### RECORDS SUPPLIED

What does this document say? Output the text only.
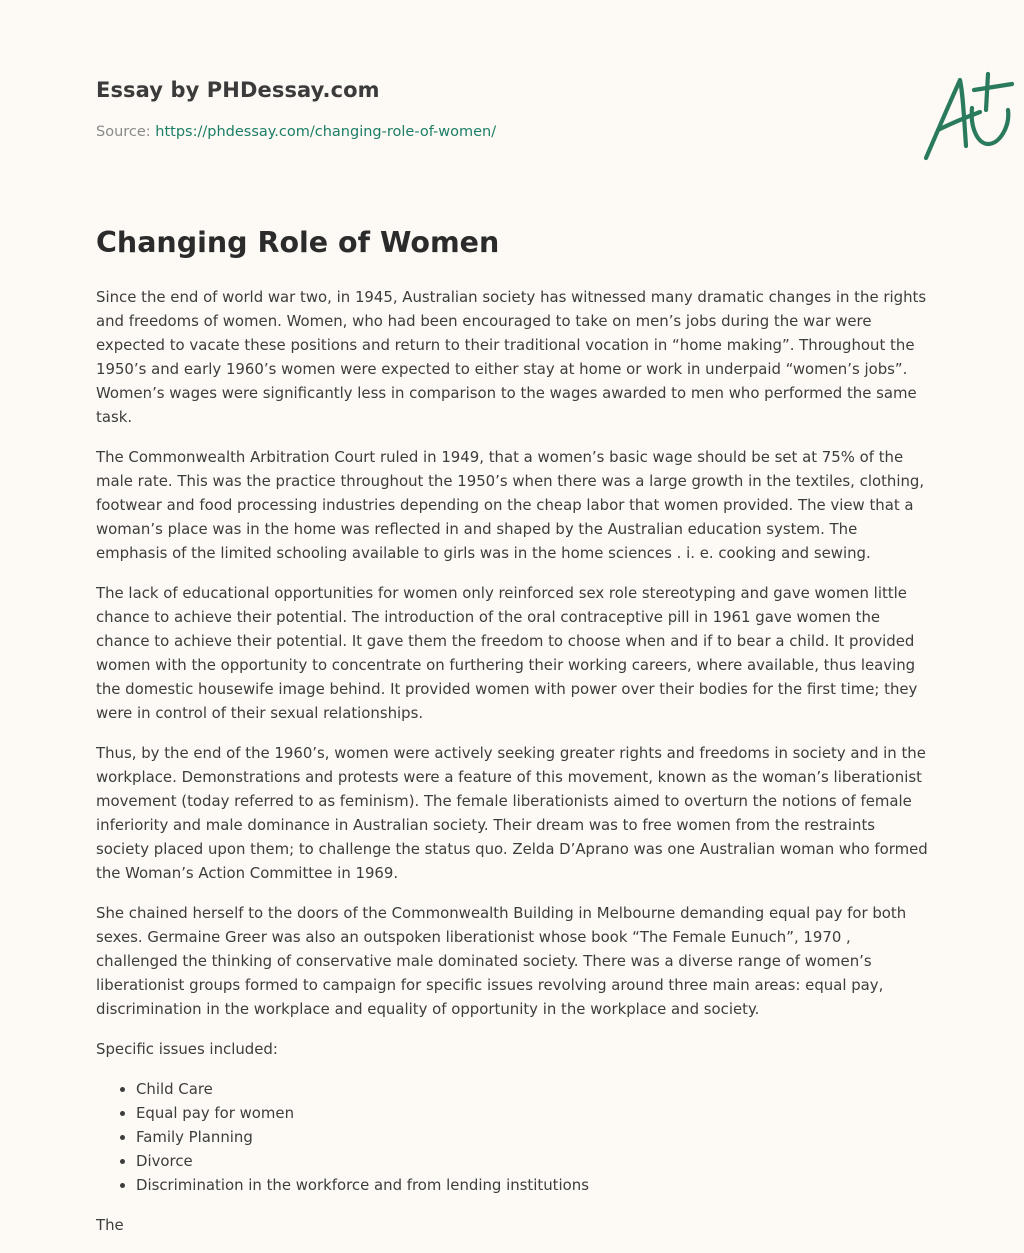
Essay by PHDessay.com
Source: https://phdessay.com/changing-role-of-women/
Changing Role of Women

Since the end of world war two, in 1945, Australian society has witnessed many dramatic changes in the rights and freedoms of women. Women, who had been encouraged to take on men’s jobs during the war were expected to vacate these positions and return to their traditional vocation in “home making”. Throughout the 1950’s and early 1960’s women were expected to either stay at home or work in underpaid “women’s jobs”. Women’s wages were significantly less in comparison to the wages awarded to men who performed the same task.

The Commonwealth Arbitration Court ruled in 1949, that a women’s basic wage should be set at 75% of the male rate. This was the practice throughout the 1950’s when there was a large growth in the textiles, clothing, footwear and food processing industries depending on the cheap labor that women provided. The view that a woman’s place was in the home was reflected in and shaped by the Australian education system. The emphasis of the limited schooling available to girls was in the home sciences . i. e. cooking and sewing.

The lack of educational opportunities for women only reinforced sex role stereotyping and gave women little chance to achieve their potential. The introduction of the oral contraceptive pill in 1961 gave women the chance to achieve their potential. It gave them the freedom to choose when and if to bear a child. It provided women with the opportunity to concentrate on furthering their working careers, where available, thus leaving the domestic housewife image behind. It provided women with power over their bodies for the first time; they were in control of their sexual relationships.

Thus, by the end of the 1960’s, women were actively seeking greater rights and freedoms in society and in the workplace. Demonstrations and protests were a feature of this movement, known as the woman’s liberationist movement (today referred to as feminism). The female liberationists aimed to overturn the notions of female inferiority and male dominance in Australian society. Their dream was to free women from the restraints society placed upon them; to challenge the status quo. Zelda D’Aprano was one Australian woman who formed the Woman’s Action Committee in 1969.

She chained herself to the doors of the Commonwealth Building in Melbourne demanding equal pay for both sexes. Germaine Greer was also an outspoken liberationist whose book “The Female Eunuch”, 1970 , challenged the thinking of conservative male dominated society. There was a diverse range of women’s liberationist groups formed to campaign for specific issues revolving around three main areas: equal pay, discrimination in the workplace and equality of opportunity in the workplace and society.

Specific issues included:

• Child Care
• Equal pay for women
• Family Planning
• Divorce
• Discrimination in the workforce and from lending institutions

The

### WORK TO BE COMPLETED
Reproduce the full listing above verbatim, with no pictures included.

### WRITTEN RESPONSE
What does this document say? Output the text only.
Essay by PHDessay.com
Source: https://phdessay.com/changing-role-of-women/
Changing Role of Women

Since the end of world war two, in 1945, Australian society has witnessed many dramatic changes in the rights and freedoms of women. Women, who had been encouraged to take on men’s jobs during the war were expected to vacate these positions and return to their traditional vocation in “home making”. Throughout the 1950’s and early 1960’s women were expected to either stay at home or work in underpaid “women’s jobs”. Women’s wages were significantly less in comparison to the wages awarded to men who performed the same task.

The Commonwealth Arbitration Court ruled in 1949, that a women’s basic wage should be set at 75% of the male rate. This was the practice throughout the 1950’s when there was a large growth in the textiles, clothing, footwear and food processing industries depending on the cheap labor that women provided. The view that a woman’s place was in the home was reflected in and shaped by the Australian education system. The emphasis of the limited schooling available to girls was in the home sciences . i. e. cooking and sewing.

The lack of educational opportunities for women only reinforced sex role stereotyping and gave women little chance to achieve their potential. The introduction of the oral contraceptive pill in 1961 gave women the chance to achieve their potential. It gave them the freedom to choose when and if to bear a child. It provided women with the opportunity to concentrate on furthering their working careers, where available, thus leaving the domestic housewife image behind. It provided women with power over their bodies for the first time; they were in control of their sexual relationships.

Thus, by the end of the 1960’s, women were actively seeking greater rights and freedoms in society and in the workplace. Demonstrations and protests were a feature of this movement, known as the woman’s liberationist movement (today referred to as feminism). The female liberationists aimed to overturn the notions of female inferiority and male dominance in Australian society. Their dream was to free women from the restraints society placed upon them; to challenge the status quo. Zelda D’Aprano was one Australian woman who formed the Woman’s Action Committee in 1969.

She chained herself to the doors of the Commonwealth Building in Melbourne demanding equal pay for both sexes. Germaine Greer was also an outspoken liberationist whose book “The Female Eunuch”, 1970 , challenged the thinking of conservative male dominated society. There was a diverse range of women’s liberationist groups formed to campaign for specific issues revolving around three main areas: equal pay, discrimination in the workplace and equality of opportunity in the workplace and society.

Specific issues included:

• Child Care
• Equal pay for women
• Family Planning
• Divorce
• Discrimination in the workforce and from lending institutions

The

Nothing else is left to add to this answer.